Exercise details: Type every record exactly as it appears.

Given data:
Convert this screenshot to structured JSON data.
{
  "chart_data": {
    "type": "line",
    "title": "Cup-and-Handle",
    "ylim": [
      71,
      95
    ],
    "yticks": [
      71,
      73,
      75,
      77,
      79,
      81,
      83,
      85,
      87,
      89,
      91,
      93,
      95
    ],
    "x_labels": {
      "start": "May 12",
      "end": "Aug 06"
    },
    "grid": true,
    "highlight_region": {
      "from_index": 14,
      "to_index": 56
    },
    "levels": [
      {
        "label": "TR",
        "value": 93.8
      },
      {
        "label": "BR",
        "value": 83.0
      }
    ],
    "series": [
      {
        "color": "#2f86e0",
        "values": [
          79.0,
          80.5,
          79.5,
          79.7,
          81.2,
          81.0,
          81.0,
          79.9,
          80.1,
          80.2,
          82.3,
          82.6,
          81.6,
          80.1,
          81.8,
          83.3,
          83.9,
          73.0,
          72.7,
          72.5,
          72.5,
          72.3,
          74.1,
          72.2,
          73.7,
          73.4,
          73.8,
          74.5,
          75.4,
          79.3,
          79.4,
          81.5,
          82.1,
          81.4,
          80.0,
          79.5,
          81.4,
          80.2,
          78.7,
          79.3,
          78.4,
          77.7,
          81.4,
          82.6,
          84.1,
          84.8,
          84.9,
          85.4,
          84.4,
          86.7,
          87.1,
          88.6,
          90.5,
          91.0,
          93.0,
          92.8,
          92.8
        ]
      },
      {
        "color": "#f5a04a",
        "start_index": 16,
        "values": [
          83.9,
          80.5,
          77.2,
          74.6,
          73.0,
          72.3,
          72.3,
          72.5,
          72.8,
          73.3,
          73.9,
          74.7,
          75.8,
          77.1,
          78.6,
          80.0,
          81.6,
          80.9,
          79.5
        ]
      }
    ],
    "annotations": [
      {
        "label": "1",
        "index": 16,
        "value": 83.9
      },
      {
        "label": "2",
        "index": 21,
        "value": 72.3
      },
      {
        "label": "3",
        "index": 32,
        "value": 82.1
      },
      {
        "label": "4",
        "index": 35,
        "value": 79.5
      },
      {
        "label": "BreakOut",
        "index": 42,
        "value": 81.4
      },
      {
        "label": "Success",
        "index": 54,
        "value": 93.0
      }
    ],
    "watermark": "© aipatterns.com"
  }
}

Reply:
Convert this screenshot to structured JSON data.
{
  "chart_data": {
    "type": "line",
    "title": "Cup-and-Handle",
    "ylim": [
      71,
      95
    ],
    "yticks": [
      71,
      73,
      75,
      77,
      79,
      81,
      83,
      85,
      87,
      89,
      91,
      93,
      95
    ],
    "x_labels": {
      "start": "May 12",
      "end": "Aug 06"
    },
    "grid": true,
    "highlight_region": {
      "from_index": 14,
      "to_index": 56
    },
    "levels": [
      {
        "label": "TR",
        "value": 93.8
      },
      {
        "label": "BR",
        "value": 83.0
      }
    ],
    "series": [
      {
        "color": "#2f86e0",
        "values": [
          79.0,
          80.5,
          79.5,
          79.7,
          81.2,
          81.0,
          81.0,
          79.9,
          80.1,
          80.2,
          82.3,
          82.6,
          81.6,
          80.1,
          81.8,
          83.3,
          83.9,
          73.0,
          72.7,
          72.5,
          72.5,
          72.3,
          74.1,
          72.2,
          73.7,
          73.4,
          73.8,
          74.5,
          75.4,
          79.3,
          79.4,
          81.5,
          82.1,
          81.4,
          80.0,
          79.5,
          81.4,
          80.2,
          78.7,
          79.3,
          78.4,
          77.7,
          81.4,
          82.6,
          84.1,
          84.8,
          84.9,
          85.4,
          84.4,
          86.7,
          87.1,
          88.6,
          90.5,
          91.0,
          93.0,
          92.8,
          92.8
        ]
      },
      {
        "color": "#f5a04a",
        "start_index": 16,
        "values": [
          83.9,
          80.5,
          77.2,
          74.6,
          73.0,
          72.3,
          72.3,
          72.5,
          72.8,
          73.3,
          73.9,
          74.7,
          75.8,
          77.1,
          78.6,
          80.0,
          81.6,
          80.9,
          79.5
        ]
      }
    ],
    "annotations": [
      {
        "label": "1",
        "index": 16,
        "value": 83.9
      },
      {
        "label": "2",
        "index": 21,
        "value": 72.3
      },
      {
        "label": "3",
        "index": 32,
        "value": 82.1
      },
      {
        "label": "4",
        "index": 35,
        "value": 79.5
      },
      {
        "label": "BreakOut",
        "index": 42,
        "value": 81.4
      },
      {
        "label": "Success",
        "index": 54,
        "value": 93.0
      }
    ],
    "watermark": "© aipatterns.com"
  }
}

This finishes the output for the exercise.